─── Provided records ───

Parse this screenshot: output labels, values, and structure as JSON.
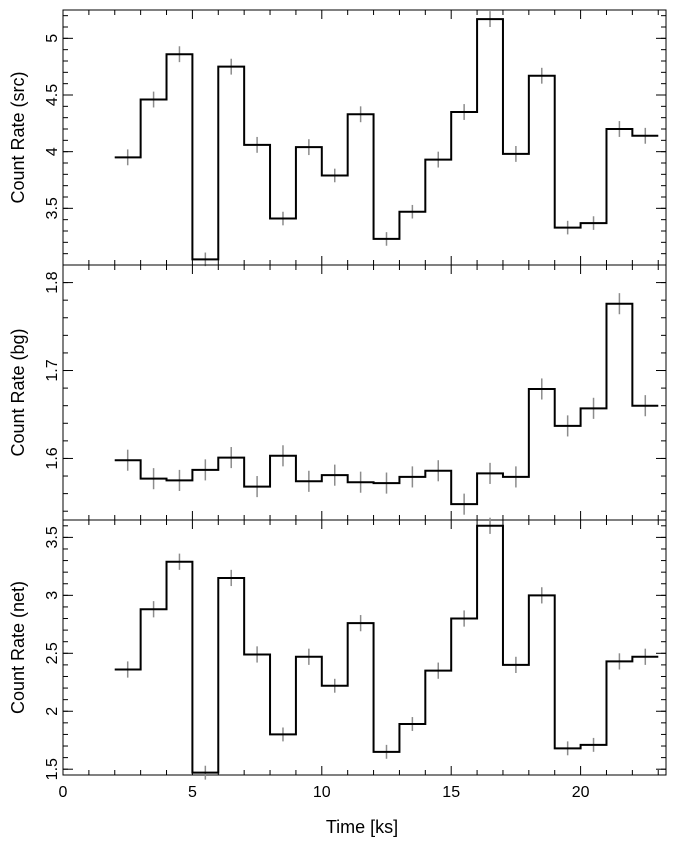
{
  "chart_data": {
    "type": "line",
    "xlabel": "Time [ks]",
    "xlim": [
      0,
      23.3
    ],
    "x_ticks": [
      0,
      5,
      10,
      15,
      20
    ],
    "x_tick_labels": [
      "0",
      "5",
      "10",
      "15",
      "20"
    ],
    "bin_edges": [
      2,
      3,
      4,
      5,
      6,
      7,
      8,
      9,
      10,
      11,
      12,
      13,
      14,
      15,
      16,
      17,
      18,
      19,
      20,
      21,
      22,
      23
    ],
    "bin_centers": [
      2.5,
      3.5,
      4.5,
      5.5,
      6.5,
      7.5,
      8.5,
      9.5,
      10.5,
      11.5,
      12.5,
      13.5,
      14.5,
      15.5,
      16.5,
      17.5,
      18.5,
      19.5,
      20.5,
      21.5,
      22.5
    ],
    "panels": [
      {
        "ylabel": "Count Rate (src)",
        "ylim": [
          3.0,
          5.25
        ],
        "y_ticks": [
          3.0,
          3.5,
          4.0,
          4.5,
          5.0
        ],
        "y_tick_labels": [
          "",
          "3.5",
          "4",
          "4.5",
          "5"
        ],
        "y_minor_step": 0.1,
        "values": [
          3.95,
          4.46,
          4.86,
          3.05,
          4.75,
          4.06,
          3.41,
          4.04,
          3.79,
          4.33,
          3.23,
          3.47,
          3.93,
          4.35,
          5.17,
          3.98,
          4.67,
          3.33,
          3.37,
          4.2,
          4.14
        ],
        "errors": [
          0.07,
          0.07,
          0.07,
          0.06,
          0.07,
          0.07,
          0.06,
          0.07,
          0.06,
          0.07,
          0.06,
          0.06,
          0.07,
          0.07,
          0.07,
          0.07,
          0.07,
          0.06,
          0.06,
          0.07,
          0.07
        ]
      },
      {
        "ylabel": "Count Rate (bg)",
        "ylim": [
          1.53,
          1.82
        ],
        "y_ticks": [
          1.6,
          1.7,
          1.8
        ],
        "y_tick_labels": [
          "1.6",
          "1.7",
          "1.8"
        ],
        "y_minor_step": 0.02,
        "values": [
          1.598,
          1.577,
          1.575,
          1.587,
          1.601,
          1.568,
          1.603,
          1.574,
          1.581,
          1.573,
          1.572,
          1.579,
          1.586,
          1.548,
          1.583,
          1.579,
          1.679,
          1.637,
          1.657,
          1.776,
          1.66
        ],
        "errors": [
          0.012,
          0.012,
          0.012,
          0.012,
          0.012,
          0.012,
          0.012,
          0.012,
          0.012,
          0.012,
          0.012,
          0.012,
          0.012,
          0.012,
          0.012,
          0.012,
          0.012,
          0.012,
          0.012,
          0.012,
          0.012
        ]
      },
      {
        "ylabel": "Count Rate (net)",
        "ylim": [
          1.45,
          3.65
        ],
        "y_ticks": [
          1.5,
          2.0,
          2.5,
          3.0,
          3.5
        ],
        "y_tick_labels": [
          "1.5",
          "2",
          "2.5",
          "3",
          "3.5"
        ],
        "y_minor_step": 0.1,
        "values": [
          2.36,
          2.88,
          3.29,
          1.47,
          3.15,
          2.49,
          1.8,
          2.47,
          2.22,
          2.76,
          1.65,
          1.89,
          2.35,
          2.8,
          3.6,
          2.4,
          3.0,
          1.68,
          1.71,
          2.43,
          2.47
        ],
        "errors": [
          0.07,
          0.07,
          0.07,
          0.06,
          0.07,
          0.07,
          0.06,
          0.07,
          0.06,
          0.07,
          0.06,
          0.06,
          0.07,
          0.07,
          0.07,
          0.07,
          0.07,
          0.06,
          0.06,
          0.07,
          0.07
        ]
      }
    ],
    "grid": false,
    "line_color": "#000000",
    "error_color": "#8c8c8c"
  }
}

───

Exercise instructions:
Print the entries above exactly, taking out only the pictures.

Exercise response:
Parse this screenshot: output labels, values, and structure as JSON.
{
  "chart_data": {
    "type": "line",
    "xlabel": "Time [ks]",
    "xlim": [
      0,
      23.3
    ],
    "x_ticks": [
      0,
      5,
      10,
      15,
      20
    ],
    "x_tick_labels": [
      "0",
      "5",
      "10",
      "15",
      "20"
    ],
    "bin_edges": [
      2,
      3,
      4,
      5,
      6,
      7,
      8,
      9,
      10,
      11,
      12,
      13,
      14,
      15,
      16,
      17,
      18,
      19,
      20,
      21,
      22,
      23
    ],
    "bin_centers": [
      2.5,
      3.5,
      4.5,
      5.5,
      6.5,
      7.5,
      8.5,
      9.5,
      10.5,
      11.5,
      12.5,
      13.5,
      14.5,
      15.5,
      16.5,
      17.5,
      18.5,
      19.5,
      20.5,
      21.5,
      22.5
    ],
    "panels": [
      {
        "ylabel": "Count Rate (src)",
        "ylim": [
          3.0,
          5.25
        ],
        "y_ticks": [
          3.0,
          3.5,
          4.0,
          4.5,
          5.0
        ],
        "y_tick_labels": [
          "",
          "3.5",
          "4",
          "4.5",
          "5"
        ],
        "y_minor_step": 0.1,
        "values": [
          3.95,
          4.46,
          4.86,
          3.05,
          4.75,
          4.06,
          3.41,
          4.04,
          3.79,
          4.33,
          3.23,
          3.47,
          3.93,
          4.35,
          5.17,
          3.98,
          4.67,
          3.33,
          3.37,
          4.2,
          4.14
        ],
        "errors": [
          0.07,
          0.07,
          0.07,
          0.06,
          0.07,
          0.07,
          0.06,
          0.07,
          0.06,
          0.07,
          0.06,
          0.06,
          0.07,
          0.07,
          0.07,
          0.07,
          0.07,
          0.06,
          0.06,
          0.07,
          0.07
        ]
      },
      {
        "ylabel": "Count Rate (bg)",
        "ylim": [
          1.53,
          1.82
        ],
        "y_ticks": [
          1.6,
          1.7,
          1.8
        ],
        "y_tick_labels": [
          "1.6",
          "1.7",
          "1.8"
        ],
        "y_minor_step": 0.02,
        "values": [
          1.598,
          1.577,
          1.575,
          1.587,
          1.601,
          1.568,
          1.603,
          1.574,
          1.581,
          1.573,
          1.572,
          1.579,
          1.586,
          1.548,
          1.583,
          1.579,
          1.679,
          1.637,
          1.657,
          1.776,
          1.66
        ],
        "errors": [
          0.012,
          0.012,
          0.012,
          0.012,
          0.012,
          0.012,
          0.012,
          0.012,
          0.012,
          0.012,
          0.012,
          0.012,
          0.012,
          0.012,
          0.012,
          0.012,
          0.012,
          0.012,
          0.012,
          0.012,
          0.012
        ]
      },
      {
        "ylabel": "Count Rate (net)",
        "ylim": [
          1.45,
          3.65
        ],
        "y_ticks": [
          1.5,
          2.0,
          2.5,
          3.0,
          3.5
        ],
        "y_tick_labels": [
          "1.5",
          "2",
          "2.5",
          "3",
          "3.5"
        ],
        "y_minor_step": 0.1,
        "values": [
          2.36,
          2.88,
          3.29,
          1.47,
          3.15,
          2.49,
          1.8,
          2.47,
          2.22,
          2.76,
          1.65,
          1.89,
          2.35,
          2.8,
          3.6,
          2.4,
          3.0,
          1.68,
          1.71,
          2.43,
          2.47
        ],
        "errors": [
          0.07,
          0.07,
          0.07,
          0.06,
          0.07,
          0.07,
          0.06,
          0.07,
          0.06,
          0.07,
          0.06,
          0.06,
          0.07,
          0.07,
          0.07,
          0.07,
          0.07,
          0.06,
          0.06,
          0.07,
          0.07
        ]
      }
    ],
    "grid": false,
    "line_color": "#000000",
    "error_color": "#8c8c8c"
  }
}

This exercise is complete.